[Items from a data source]
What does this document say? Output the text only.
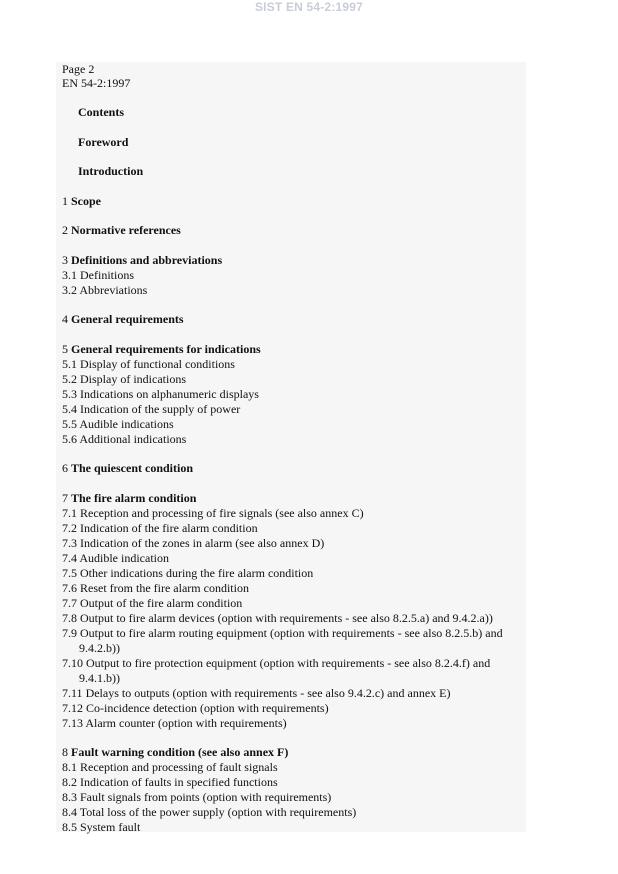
SIST EN 54-2:1997
Page 2
EN 54-2:1997
Contents
Foreword
Introduction
1 Scope
2 Normative references
3 Definitions and abbreviations
3.1 Definitions
3.2 Abbreviations
4 General requirements
5 General requirements for indications
5.1 Display of functional conditions
5.2 Display of indications
5.3 Indications on alphanumeric displays
5.4 Indication of the supply of power
5.5 Audible indications
5.6 Additional indications
6 The quiescent condition
7 The fire alarm condition
7.1 Reception and processing of fire signals (see also annex C)
7.2 Indication of the fire alarm condition
7.3 Indication of the zones in alarm (see also annex D)
7.4 Audible indication
7.5 Other indications during the fire alarm condition
7.6 Reset from the fire alarm condition
7.7 Output of the fire alarm condition
7.8 Output to fire alarm devices (option with requirements - see also 8.2.5.a) and 9.4.2.a))
7.9 Output to fire alarm routing equipment (option with requirements - see also 8.2.5.b) and
9.4.2.b))
7.10 Output to fire protection equipment (option with requirements - see also 8.2.4.f) and
9.4.1.b))
7.11 Delays to outputs (option with requirements - see also 9.4.2.c) and annex E)
7.12 Co-incidence detection (option with requirements)
7.13 Alarm counter (option with requirements)
8 Fault warning condition (see also annex F)
8.1 Reception and processing of fault signals
8.2 Indication of faults in specified functions
8.3 Fault signals from points (option with requirements)
8.4 Total loss of the power supply (option with requirements)
8.5 System fault
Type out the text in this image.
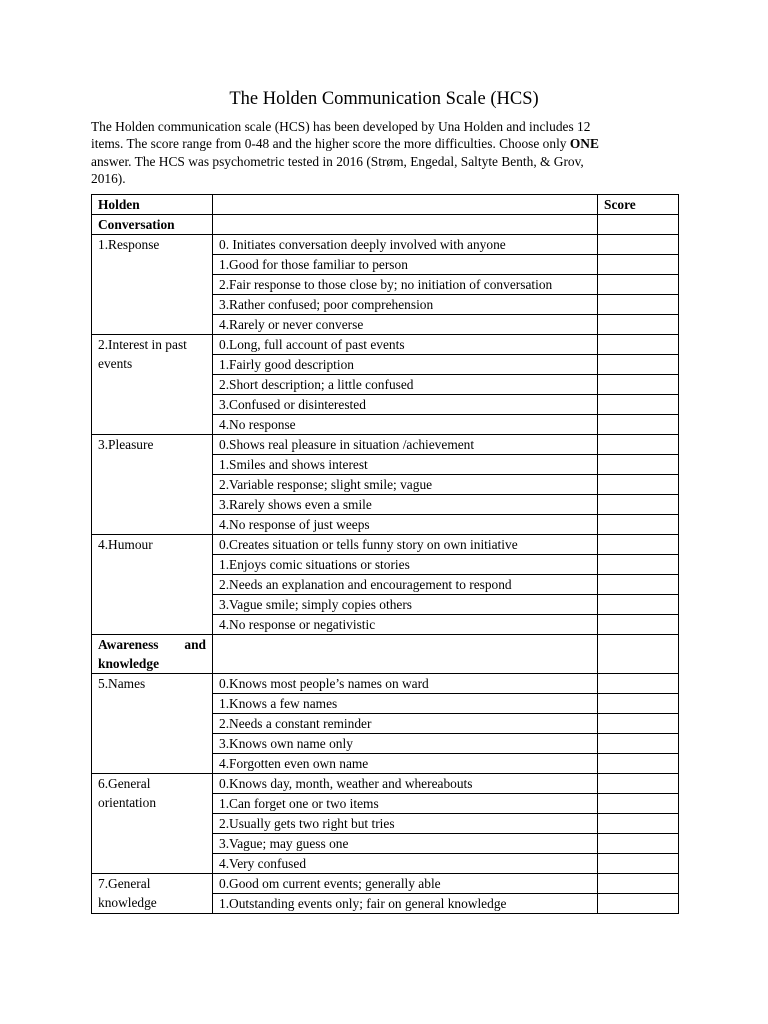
The Holden Communication Scale (HCS)
The Holden communication scale (HCS) has been developed by Una Holden and includes 12
items. The score range from 0-48 and the higher score the more difficulties. Choose only ONE
answer. The HCS was psychometric tested in 2016 (Strøm, Engedal, Saltyte Benth, & Grov,
2016).
Holden		Score
Conversation		
1.Response	0. Initiates conversation deeply involved with anyone	
	1.Good for those familiar to person	
	2.Fair response to those close by; no initiation of conversation	
	3.Rather confused; poor comprehension	
	4.Rarely or never converse	
2.Interest in past events	0.Long, full account of past events	
	1.Fairly good description	
	2.Short description; a little confused	
	3.Confused or disinterested	
	4.No response	
3.Pleasure	0.Shows real pleasure in situation /achievement	
	1.Smiles and shows interest	
	2.Variable response; slight smile; vague	
	3.Rarely shows even a smile	
	4.No response of just weeps	
4.Humour	0.Creates situation or tells funny story on own initiative	
	1.Enjoys comic situations or stories	
	2.Needs an explanation and encouragement to respond	
	3.Vague smile; simply copies others	
	4.No response or negativistic	

Awareness and
knowledge		

5.Names	0.Knows most people’s names on ward	
	1.Knows a few names	
	2.Needs a constant reminder	
	3.Knows own name only	
	4.Forgotten even own name	
6.General orientation	0.Knows day, month, weather and whereabouts	
	1.Can forget one or two items	
	2.Usually gets two right but tries	
	3.Vague; may guess one	
	4.Very confused	
7.General knowledge	0.Good om current events; generally able	
	1.Outstanding events only; fair on general knowledge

**WORK TO DO:** Without including the pictures, return each record above exactly as it stands.

**TASK RESPONSE:**
What does this document say? Output the text only.
SIST EN 54-2:1997
Page 2
EN 54-2:1997
Contents
Foreword
Introduction
1 Scope
2 Normative references
3 Definitions and abbreviations
3.1 Definitions
3.2 Abbreviations
4 General requirements
5 General requirements for indications
5.1 Display of functional conditions
5.2 Display of indications
5.3 Indications on alphanumeric displays
5.4 Indication of the supply of power
5.5 Audible indications
5.6 Additional indications
6 The quiescent condition
7 The fire alarm condition
7.1 Reception and processing of fire signals (see also annex C)
7.2 Indication of the fire alarm condition
7.3 Indication of the zones in alarm (see also annex D)
7.4 Audible indication
7.5 Other indications during the fire alarm condition
7.6 Reset from the fire alarm condition
7.7 Output of the fire alarm condition
7.8 Output to fire alarm devices (option with requirements - see also 8.2.5.a) and 9.4.2.a))
7.9 Output to fire alarm routing equipment (option with requirements - see also 8.2.5.b) and
9.4.2.b))
7.10 Output to fire protection equipment (option with requirements - see also 8.2.4.f) and
9.4.1.b))
7.11 Delays to outputs (option with requirements - see also 9.4.2.c) and annex E)
7.12 Co-incidence detection (option with requirements)
7.13 Alarm counter (option with requirements)
8 Fault warning condition (see also annex F)
8.1 Reception and processing of fault signals
8.2 Indication of faults in specified functions
8.3 Fault signals from points (option with requirements)
8.4 Total loss of the power supply (option with requirements)
8.5 System fault
Type out the text in this image.
The Holden Communication Scale (HCS)
The Holden communication scale (HCS) has been developed by Una Holden and includes 12
items. The score range from 0-48 and the higher score the more difficulties. Choose only ONE
answer. The HCS was psychometric tested in 2016 (Strøm, Engedal, Saltyte Benth, & Grov,
2016).
Holden		Score
Conversation		
1.Response	0. Initiates conversation deeply involved with anyone	
	1.Good for those familiar to person	
	2.Fair response to those close by; no initiation of conversation	
	3.Rather confused; poor comprehension	
	4.Rarely or never converse	
2.Interest in past events	0.Long, full account of past events	
	1.Fairly good description	
	2.Short description; a little confused	
	3.Confused or disinterested	
	4.No response	
3.Pleasure	0.Shows real pleasure in situation /achievement	
	1.Smiles and shows interest	
	2.Variable response; slight smile; vague	
	3.Rarely shows even a smile	
	4.No response of just weeps	
4.Humour	0.Creates situation or tells funny story on own initiative	
	1.Enjoys comic situations or stories	
	2.Needs an explanation and encouragement to respond	
	3.Vague smile; simply copies others	
	4.No response or negativistic	

Awareness and
knowledge		

5.Names	0.Knows most people’s names on ward	
	1.Knows a few names	
	2.Needs a constant reminder	
	3.Knows own name only	
	4.Forgotten even own name	
6.General orientation	0.Knows day, month, weather and whereabouts	
	1.Can forget one or two items	
	2.Usually gets two right but tries	
	3.Vague; may guess one	
	4.Very confused	
7.General knowledge	0.Good om current events; generally able	
	1.Outstanding events only; fair on general knowledge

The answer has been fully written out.